* Stated goal
Return all lines from the listing below in which the string "CHAMPAGNE" occurs.

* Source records
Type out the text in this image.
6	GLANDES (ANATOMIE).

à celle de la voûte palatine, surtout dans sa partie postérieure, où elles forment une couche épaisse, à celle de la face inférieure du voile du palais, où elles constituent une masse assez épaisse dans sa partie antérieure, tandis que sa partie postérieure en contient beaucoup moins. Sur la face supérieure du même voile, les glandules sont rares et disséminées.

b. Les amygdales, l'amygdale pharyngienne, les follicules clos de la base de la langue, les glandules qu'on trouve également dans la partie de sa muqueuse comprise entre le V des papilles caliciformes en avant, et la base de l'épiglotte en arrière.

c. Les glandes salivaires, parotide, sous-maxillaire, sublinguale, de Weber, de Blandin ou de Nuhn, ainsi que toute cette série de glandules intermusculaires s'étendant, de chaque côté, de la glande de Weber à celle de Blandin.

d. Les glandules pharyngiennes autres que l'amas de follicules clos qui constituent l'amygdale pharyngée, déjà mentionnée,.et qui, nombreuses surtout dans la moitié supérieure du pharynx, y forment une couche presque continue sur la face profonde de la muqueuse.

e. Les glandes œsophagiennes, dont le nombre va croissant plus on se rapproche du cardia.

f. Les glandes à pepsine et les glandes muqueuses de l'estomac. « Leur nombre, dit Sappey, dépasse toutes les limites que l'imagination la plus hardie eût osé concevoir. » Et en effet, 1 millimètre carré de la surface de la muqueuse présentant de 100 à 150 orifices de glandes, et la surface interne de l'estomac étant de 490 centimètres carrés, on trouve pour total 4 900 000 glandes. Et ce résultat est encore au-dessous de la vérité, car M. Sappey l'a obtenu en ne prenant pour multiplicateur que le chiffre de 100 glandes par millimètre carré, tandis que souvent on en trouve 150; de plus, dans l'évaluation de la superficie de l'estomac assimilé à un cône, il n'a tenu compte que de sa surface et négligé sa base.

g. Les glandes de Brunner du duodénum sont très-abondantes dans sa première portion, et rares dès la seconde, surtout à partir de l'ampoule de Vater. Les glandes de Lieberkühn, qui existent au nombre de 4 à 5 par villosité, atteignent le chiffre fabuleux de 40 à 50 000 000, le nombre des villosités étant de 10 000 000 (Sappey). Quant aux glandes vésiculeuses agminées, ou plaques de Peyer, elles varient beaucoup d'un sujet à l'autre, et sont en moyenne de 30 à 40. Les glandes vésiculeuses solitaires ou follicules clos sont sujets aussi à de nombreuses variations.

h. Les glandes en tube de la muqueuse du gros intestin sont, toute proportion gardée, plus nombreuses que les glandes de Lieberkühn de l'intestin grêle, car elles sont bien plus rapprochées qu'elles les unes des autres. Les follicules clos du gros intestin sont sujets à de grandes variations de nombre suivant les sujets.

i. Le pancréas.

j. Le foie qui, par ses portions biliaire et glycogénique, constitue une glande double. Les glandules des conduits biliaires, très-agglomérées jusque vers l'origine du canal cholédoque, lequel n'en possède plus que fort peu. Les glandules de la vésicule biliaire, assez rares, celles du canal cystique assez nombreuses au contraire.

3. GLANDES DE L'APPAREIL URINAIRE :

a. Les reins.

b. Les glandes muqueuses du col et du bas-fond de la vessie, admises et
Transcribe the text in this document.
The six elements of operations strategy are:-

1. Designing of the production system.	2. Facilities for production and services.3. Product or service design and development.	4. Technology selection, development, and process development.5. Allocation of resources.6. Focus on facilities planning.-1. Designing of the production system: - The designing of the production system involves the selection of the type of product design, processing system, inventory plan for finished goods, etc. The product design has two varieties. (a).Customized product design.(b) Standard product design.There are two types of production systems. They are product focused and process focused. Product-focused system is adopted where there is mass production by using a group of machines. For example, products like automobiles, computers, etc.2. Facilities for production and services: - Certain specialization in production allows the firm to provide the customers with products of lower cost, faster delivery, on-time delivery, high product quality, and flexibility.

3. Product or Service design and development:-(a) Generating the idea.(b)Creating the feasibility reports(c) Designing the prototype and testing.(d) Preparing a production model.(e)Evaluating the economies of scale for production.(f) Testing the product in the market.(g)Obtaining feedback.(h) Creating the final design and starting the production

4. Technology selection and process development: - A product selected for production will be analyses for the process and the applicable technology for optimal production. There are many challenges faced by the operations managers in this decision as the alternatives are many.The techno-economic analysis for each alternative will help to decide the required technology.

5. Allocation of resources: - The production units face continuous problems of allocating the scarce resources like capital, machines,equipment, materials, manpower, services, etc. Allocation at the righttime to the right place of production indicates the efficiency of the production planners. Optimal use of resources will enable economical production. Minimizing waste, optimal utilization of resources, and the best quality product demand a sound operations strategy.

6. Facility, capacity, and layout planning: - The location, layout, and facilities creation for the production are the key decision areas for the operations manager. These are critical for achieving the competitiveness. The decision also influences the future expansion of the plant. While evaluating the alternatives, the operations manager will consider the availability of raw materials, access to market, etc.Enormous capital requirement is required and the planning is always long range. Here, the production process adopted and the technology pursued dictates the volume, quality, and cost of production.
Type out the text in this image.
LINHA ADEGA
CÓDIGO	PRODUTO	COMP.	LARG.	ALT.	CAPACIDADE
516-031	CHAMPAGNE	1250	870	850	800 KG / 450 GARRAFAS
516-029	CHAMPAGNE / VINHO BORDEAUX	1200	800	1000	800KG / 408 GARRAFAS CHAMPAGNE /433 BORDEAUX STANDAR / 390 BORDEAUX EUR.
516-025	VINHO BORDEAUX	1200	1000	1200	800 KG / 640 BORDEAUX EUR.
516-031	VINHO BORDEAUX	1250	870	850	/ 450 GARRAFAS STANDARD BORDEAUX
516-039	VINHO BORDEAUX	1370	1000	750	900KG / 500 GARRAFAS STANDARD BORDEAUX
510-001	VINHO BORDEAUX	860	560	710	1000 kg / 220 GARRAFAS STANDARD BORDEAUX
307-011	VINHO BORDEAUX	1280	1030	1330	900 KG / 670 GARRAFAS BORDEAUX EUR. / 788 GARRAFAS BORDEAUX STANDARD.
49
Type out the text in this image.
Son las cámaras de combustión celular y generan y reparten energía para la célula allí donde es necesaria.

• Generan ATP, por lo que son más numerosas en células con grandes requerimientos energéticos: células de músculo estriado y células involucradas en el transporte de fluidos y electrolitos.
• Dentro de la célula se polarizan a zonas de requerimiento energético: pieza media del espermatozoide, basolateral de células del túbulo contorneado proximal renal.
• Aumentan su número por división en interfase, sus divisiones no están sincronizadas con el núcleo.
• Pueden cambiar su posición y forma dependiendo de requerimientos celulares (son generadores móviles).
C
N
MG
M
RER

* Answer to this task
516-031	CHAMPAGNE	1250	870	850	800 KG / 450 GARRAFAS
516-029	CHAMPAGNE / VINHO BORDEAUX	1200	800	1000	800KG / 408 GARRAFAS CHAMPAGNE /433 BORDEAUX STANDAR / 390 BORDEAUX EUR.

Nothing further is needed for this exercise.